Data excerpts
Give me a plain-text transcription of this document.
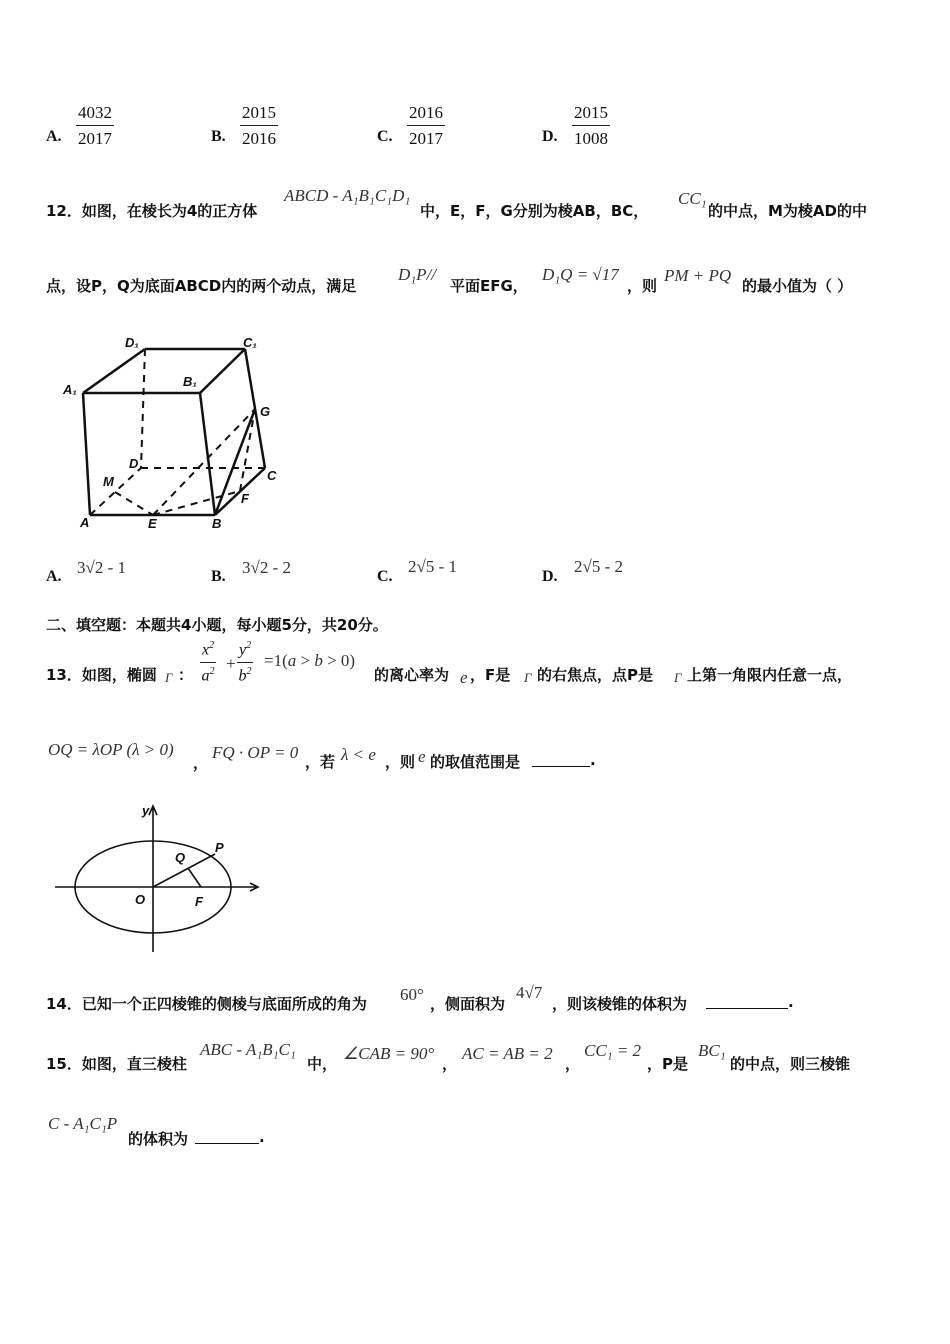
A. $\frac{4032}{2017}$	B. $\frac{2015}{2016}$	C. $\frac{2016}{2017}$	D. $\frac{2015}{1008}$
12．如图，在棱长为4的正方体
ABCD - A₁B₁C₁D₁
中，E，F，G分别为棱AB，BC，
CC₁
的中点，M为棱AD的中
点，设P，Q为底面ABCD内的两个动点，满足
D₁P//
平面EFG，
D₁Q = √17
，则
PM + PQ
的最小值为（ ）
D₁	C₁
A₁
B₁
G
D
C
M
F
A	E	B
A. 3√2 - 1	B. 3√2 - 2	C.
2√5 - 1
D.
2√5 - 2
二、填空题：本题共4小题，每小题5分，共20分。
13．如图，椭圆 Γ ： $\frac{x^2}{a^2} + \frac{y^2}{b^2} =1(a > b > 0)$
的离心率为 e ，F是 Γ 的右焦点，点P是 Γ 上第一角限内任意一点，
OQ = λOP (λ > 0)
，
FQ · OP = 0 ，若 λ < e ，则 e 的取值范围是	.
y
P
Q
O	F
14．已知一个正四棱锥的侧棱与底面所成的角为 60° ，侧面积为
4√7
，则该棱锥的体积为	.
15．如图，直三棱柱
ABC - A₁B₁C₁
中，
∠CAB = 90°
，
AC = AB = 2
，
CC₁ = 2
，P是
BC₁
的中点，则三棱锥
C - A₁C₁P
的体积为	.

» **Short problem**
Look through the records and gather every line containing "frac".

» **Complete response**
A. $\frac{4032}{2017}$	B. $\frac{2015}{2016}$	C. $\frac{2016}{2017}$	D. $\frac{2015}{1008}$
13．如图，椭圆 Γ ： $\frac{x^2}{a^2} + \frac{y^2}{b^2} =1(a > b > 0)$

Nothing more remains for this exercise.